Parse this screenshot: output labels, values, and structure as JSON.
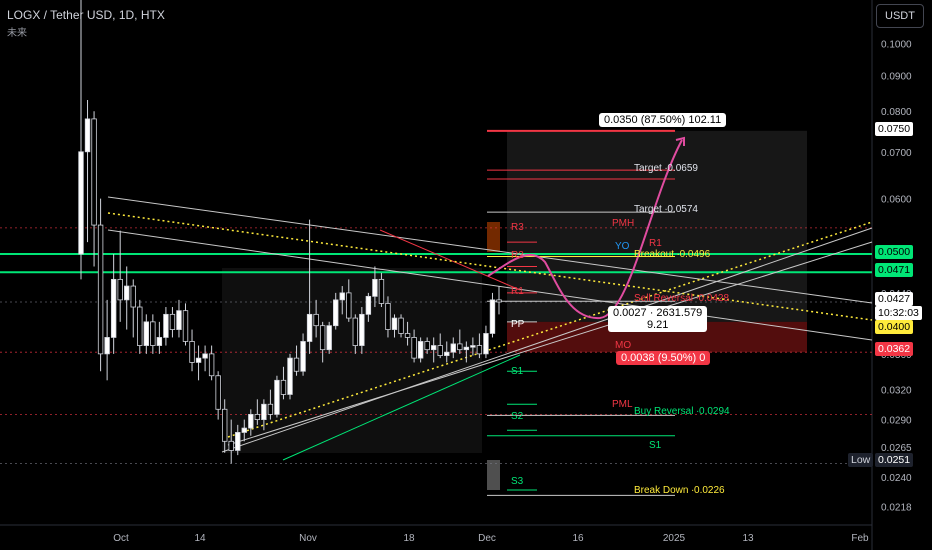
{
  "header": {
    "title": "LOGX / Tether USD, 1D, HTX",
    "subtitle": "未来",
    "currency": "USDT"
  },
  "colors": {
    "up": "#e0e3eb",
    "down": "#e0e3eb",
    "green": "#00e676",
    "red": "#f23645",
    "yellow": "#ffeb3b",
    "pink": "#e91e63",
    "magenta": "#e04ca0"
  },
  "price_axis": {
    "ticks": [
      "0.1000",
      "0.0900",
      "0.0800",
      "0.0700",
      "0.0600",
      "0.0500",
      "0.0440",
      "0.0400",
      "0.0360",
      "0.0320",
      "0.0290",
      "0.0265",
      "0.0240",
      "0.0218"
    ],
    "tags": {
      "target_high": "0.0750",
      "level_high": "0.0500",
      "level_mid": "0.0471",
      "last": "0.0427",
      "countdown": "10:32:03",
      "level_low": "0.0400",
      "stop": "0.0362",
      "low_label": "Low",
      "low_value": "0.0251"
    }
  },
  "time_axis": {
    "ticks": [
      "Oct",
      "14",
      "Nov",
      "18",
      "Dec",
      "16",
      "2025",
      "13",
      "Feb"
    ]
  },
  "annotations": {
    "target_box": "0.0350 (87.50%) 102.11",
    "stop_box": "0.0038 (9.50%) 0",
    "current_box_line1": "0.0027 · 2631.579",
    "current_box_line2": "9.21",
    "labels": {
      "r3_top": "R3",
      "target1": "Target ∙0.0659",
      "target2": "Target ∙0.0574",
      "pmh": "PMH",
      "r3": "R3",
      "r2": "R2",
      "r1": "R1",
      "r1_right": "R1",
      "yo": "YO",
      "breakout": "Breakout ∙0.0496",
      "sell_reversal": "Sell Reversal ∙0.0428",
      "pp": "PP",
      "mo": "MO",
      "s1": "S1",
      "s1_right": "S1",
      "pml": "PML",
      "buy_reversal": "Buy Reversal ∙0.0294",
      "s2": "S2",
      "s3": "S3",
      "breakdown": "Break Down ∙0.0226"
    }
  },
  "chart_data": {
    "type": "candlestick",
    "title": "LOGX / Tether USD, 1D, HTX",
    "scale": "log",
    "ylim": [
      0.0205,
      0.108
    ],
    "candles": [
      [
        0.05,
        0.17,
        0.046,
        0.07
      ],
      [
        0.07,
        0.083,
        0.052,
        0.078
      ],
      [
        0.078,
        0.08,
        0.048,
        0.055
      ],
      [
        0.055,
        0.06,
        0.034,
        0.036
      ],
      [
        0.036,
        0.043,
        0.033,
        0.038
      ],
      [
        0.038,
        0.05,
        0.036,
        0.046
      ],
      [
        0.046,
        0.054,
        0.04,
        0.043
      ],
      [
        0.043,
        0.048,
        0.039,
        0.045
      ],
      [
        0.045,
        0.046,
        0.038,
        0.042
      ],
      [
        0.042,
        0.043,
        0.036,
        0.037
      ],
      [
        0.037,
        0.041,
        0.036,
        0.04
      ],
      [
        0.04,
        0.041,
        0.036,
        0.037
      ],
      [
        0.037,
        0.04,
        0.036,
        0.038
      ],
      [
        0.038,
        0.042,
        0.037,
        0.041
      ],
      [
        0.041,
        0.042,
        0.038,
        0.039
      ],
      [
        0.039,
        0.043,
        0.038,
        0.0415
      ],
      [
        0.0415,
        0.0425,
        0.037,
        0.0375
      ],
      [
        0.0375,
        0.039,
        0.034,
        0.035
      ],
      [
        0.035,
        0.037,
        0.033,
        0.0355
      ],
      [
        0.0355,
        0.037,
        0.034,
        0.036
      ],
      [
        0.036,
        0.037,
        0.033,
        0.0335
      ],
      [
        0.0335,
        0.034,
        0.029,
        0.03
      ],
      [
        0.03,
        0.031,
        0.026,
        0.027
      ],
      [
        0.027,
        0.029,
        0.0251,
        0.0262
      ],
      [
        0.0262,
        0.0285,
        0.0258,
        0.0278
      ],
      [
        0.0278,
        0.029,
        0.027,
        0.0282
      ],
      [
        0.0282,
        0.03,
        0.0275,
        0.0295
      ],
      [
        0.0295,
        0.031,
        0.0285,
        0.029
      ],
      [
        0.029,
        0.031,
        0.028,
        0.0305
      ],
      [
        0.0305,
        0.032,
        0.029,
        0.0295
      ],
      [
        0.0295,
        0.0335,
        0.0292,
        0.033
      ],
      [
        0.033,
        0.0345,
        0.031,
        0.0315
      ],
      [
        0.0315,
        0.036,
        0.031,
        0.0355
      ],
      [
        0.0355,
        0.037,
        0.0335,
        0.034
      ],
      [
        0.034,
        0.0385,
        0.0335,
        0.0375
      ],
      [
        0.0375,
        0.056,
        0.036,
        0.041
      ],
      [
        0.041,
        0.043,
        0.038,
        0.0395
      ],
      [
        0.0395,
        0.04,
        0.035,
        0.0365
      ],
      [
        0.0365,
        0.04,
        0.036,
        0.0395
      ],
      [
        0.0395,
        0.044,
        0.039,
        0.043
      ],
      [
        0.043,
        0.045,
        0.041,
        0.044
      ],
      [
        0.044,
        0.046,
        0.04,
        0.0405
      ],
      [
        0.0405,
        0.041,
        0.036,
        0.037
      ],
      [
        0.037,
        0.042,
        0.036,
        0.041
      ],
      [
        0.041,
        0.044,
        0.04,
        0.0435
      ],
      [
        0.0435,
        0.048,
        0.042,
        0.046
      ],
      [
        0.046,
        0.047,
        0.042,
        0.0425
      ],
      [
        0.0425,
        0.0435,
        0.038,
        0.039
      ],
      [
        0.039,
        0.041,
        0.038,
        0.0405
      ],
      [
        0.0405,
        0.041,
        0.038,
        0.0385
      ],
      [
        0.0385,
        0.04,
        0.037,
        0.038
      ],
      [
        0.038,
        0.039,
        0.035,
        0.0355
      ],
      [
        0.0355,
        0.038,
        0.035,
        0.0375
      ],
      [
        0.0375,
        0.038,
        0.036,
        0.0365
      ],
      [
        0.0365,
        0.038,
        0.035,
        0.037
      ],
      [
        0.037,
        0.0385,
        0.0355,
        0.0358
      ],
      [
        0.0358,
        0.0375,
        0.035,
        0.0362
      ],
      [
        0.0362,
        0.038,
        0.0355,
        0.0372
      ],
      [
        0.0372,
        0.039,
        0.036,
        0.0365
      ],
      [
        0.0365,
        0.0375,
        0.035,
        0.0368
      ],
      [
        0.0368,
        0.038,
        0.0358,
        0.037
      ],
      [
        0.037,
        0.0385,
        0.0355,
        0.036
      ],
      [
        0.036,
        0.0395,
        0.0355,
        0.0385
      ],
      [
        0.0385,
        0.044,
        0.038,
        0.043
      ],
      [
        0.043,
        0.045,
        0.041,
        0.0427
      ]
    ],
    "time_ticks": [
      "Oct",
      "14",
      "Nov",
      "18",
      "Dec",
      "16",
      "2025",
      "13",
      "Feb"
    ],
    "price_ticks": [
      "0.1000",
      "0.0900",
      "0.0800",
      "0.0700",
      "0.0600",
      "0.0500",
      "0.0440",
      "0.0400",
      "0.0360",
      "0.0320",
      "0.0290",
      "0.0265",
      "0.0240",
      "0.0218"
    ],
    "levels": {
      "target_high": 0.075,
      "target_1": 0.0659,
      "target_2": 0.0574,
      "breakout": 0.0496,
      "sell_reversal": 0.0428,
      "buy_reversal": 0.0294,
      "break_down": 0.0226,
      "stop": 0.0362,
      "last": 0.0427,
      "low": 0.0251
    },
    "grid": false
  }
}
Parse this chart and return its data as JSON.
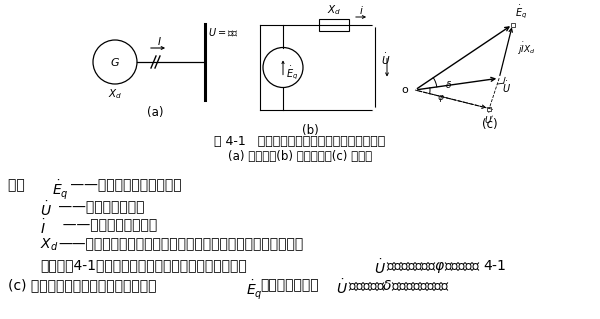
{
  "bg_color": "#ffffff",
  "fig_caption_main": "图 4-1   发电机与无限大容量系统母线并联运行",
  "fig_caption_sub": "(a) 接线图；(b) 等值电路；(c) 相量图",
  "line1": "式中    ——发电机的感应电动势；",
  "line2": "  ——发电机端电压；",
  "line3": "  ——发电机输出电流；",
  "line4": "Xd——发电机的同步电抗（电枢反应电抗与定子端漏电抗之和）。",
  "line5": "    根据式（4-1），设发电机向系统输出电流滞后端电压 ，功率因数角为φ，可作出图 4-1",
  "line6": "(c) 所示的相量图。图中发电机电动势 与机端母线电压 之间的夹角δ称为发电机的功率"
}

* * * * *

Your task is to quote exactly the lines from the one with "Parse this chart and return its data as JSON." through the end of the material, both included, without reproducing any pictures.

Parse this chart and return its data as JSON.
{
  "bg_color": "#ffffff",
  "fig_caption_main": "图 4-1   发电机与无限大容量系统母线并联运行",
  "fig_caption_sub": "(a) 接线图；(b) 等值电路；(c) 相量图",
  "line1": "式中    ——发电机的感应电动势；",
  "line2": "  ——发电机端电压；",
  "line3": "  ——发电机输出电流；",
  "line4": "Xd——发电机的同步电抗（电枢反应电抗与定子端漏电抗之和）。",
  "line5": "    根据式（4-1），设发电机向系统输出电流滞后端电压 ，功率因数角为φ，可作出图 4-1",
  "line6": "(c) 所示的相量图。图中发电机电动势 与机端母线电压 之间的夹角δ称为发电机的功率"
}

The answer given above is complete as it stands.